* [INSTRUCTIONS TO FOLLOW]:
The records below need retyping in full; give them again exactly.

begin RECORDS

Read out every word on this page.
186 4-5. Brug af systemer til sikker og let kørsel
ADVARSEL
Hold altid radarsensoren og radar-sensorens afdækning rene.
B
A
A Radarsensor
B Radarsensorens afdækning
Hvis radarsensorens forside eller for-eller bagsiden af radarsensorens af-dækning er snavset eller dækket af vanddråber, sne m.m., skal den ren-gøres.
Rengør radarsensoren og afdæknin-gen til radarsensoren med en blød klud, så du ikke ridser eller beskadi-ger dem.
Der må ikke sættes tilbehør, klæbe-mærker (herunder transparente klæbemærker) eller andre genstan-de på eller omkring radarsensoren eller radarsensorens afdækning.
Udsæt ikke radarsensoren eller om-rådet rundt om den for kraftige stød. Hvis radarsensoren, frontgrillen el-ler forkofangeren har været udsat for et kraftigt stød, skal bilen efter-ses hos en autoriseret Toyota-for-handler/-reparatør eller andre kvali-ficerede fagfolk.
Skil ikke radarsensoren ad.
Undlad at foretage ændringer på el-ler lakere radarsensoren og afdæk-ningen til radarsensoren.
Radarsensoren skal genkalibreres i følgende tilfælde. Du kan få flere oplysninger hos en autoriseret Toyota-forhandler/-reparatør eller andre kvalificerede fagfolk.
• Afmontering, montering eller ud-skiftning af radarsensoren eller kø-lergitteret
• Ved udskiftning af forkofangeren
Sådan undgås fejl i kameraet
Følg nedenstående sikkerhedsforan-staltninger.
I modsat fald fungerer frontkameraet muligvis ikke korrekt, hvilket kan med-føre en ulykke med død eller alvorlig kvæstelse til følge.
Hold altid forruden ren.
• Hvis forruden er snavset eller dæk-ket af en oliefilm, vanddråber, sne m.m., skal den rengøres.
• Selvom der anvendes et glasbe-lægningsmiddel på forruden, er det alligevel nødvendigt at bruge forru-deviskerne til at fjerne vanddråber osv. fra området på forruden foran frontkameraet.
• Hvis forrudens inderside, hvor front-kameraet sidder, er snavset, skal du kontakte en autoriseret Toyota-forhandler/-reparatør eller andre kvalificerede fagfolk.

end RECORDS

* [SOLVED EXERCISE]:
Read out every word on this page.
186 4-5. Brug af systemer til sikker og let kørsel
ADVARSEL
Hold altid radarsensoren og radar-sensorens afdækning rene.
B
A
A Radarsensor
B Radarsensorens afdækning
Hvis radarsensorens forside eller for-eller bagsiden af radarsensorens af-dækning er snavset eller dækket af vanddråber, sne m.m., skal den ren-gøres.
Rengør radarsensoren og afdæknin-gen til radarsensoren med en blød klud, så du ikke ridser eller beskadi-ger dem.
Der må ikke sættes tilbehør, klæbe-mærker (herunder transparente klæbemærker) eller andre genstan-de på eller omkring radarsensoren eller radarsensorens afdækning.
Udsæt ikke radarsensoren eller om-rådet rundt om den for kraftige stød. Hvis radarsensoren, frontgrillen el-ler forkofangeren har været udsat for et kraftigt stød, skal bilen efter-ses hos en autoriseret Toyota-for-handler/-reparatør eller andre kvali-ficerede fagfolk.
Skil ikke radarsensoren ad.
Undlad at foretage ændringer på el-ler lakere radarsensoren og afdæk-ningen til radarsensoren.
Radarsensoren skal genkalibreres i følgende tilfælde. Du kan få flere oplysninger hos en autoriseret Toyota-forhandler/-reparatør eller andre kvalificerede fagfolk.
• Afmontering, montering eller ud-skiftning af radarsensoren eller kø-lergitteret
• Ved udskiftning af forkofangeren
Sådan undgås fejl i kameraet
Følg nedenstående sikkerhedsforan-staltninger.
I modsat fald fungerer frontkameraet muligvis ikke korrekt, hvilket kan med-føre en ulykke med død eller alvorlig kvæstelse til følge.
Hold altid forruden ren.
• Hvis forruden er snavset eller dæk-ket af en oliefilm, vanddråber, sne m.m., skal den rengøres.
• Selvom der anvendes et glasbe-lægningsmiddel på forruden, er det alligevel nødvendigt at bruge forru-deviskerne til at fjerne vanddråber osv. fra området på forruden foran frontkameraet.
• Hvis forrudens inderside, hvor front-kameraet sidder, er snavset, skal du kontakte en autoriseret Toyota-forhandler/-reparatør eller andre kvalificerede fagfolk.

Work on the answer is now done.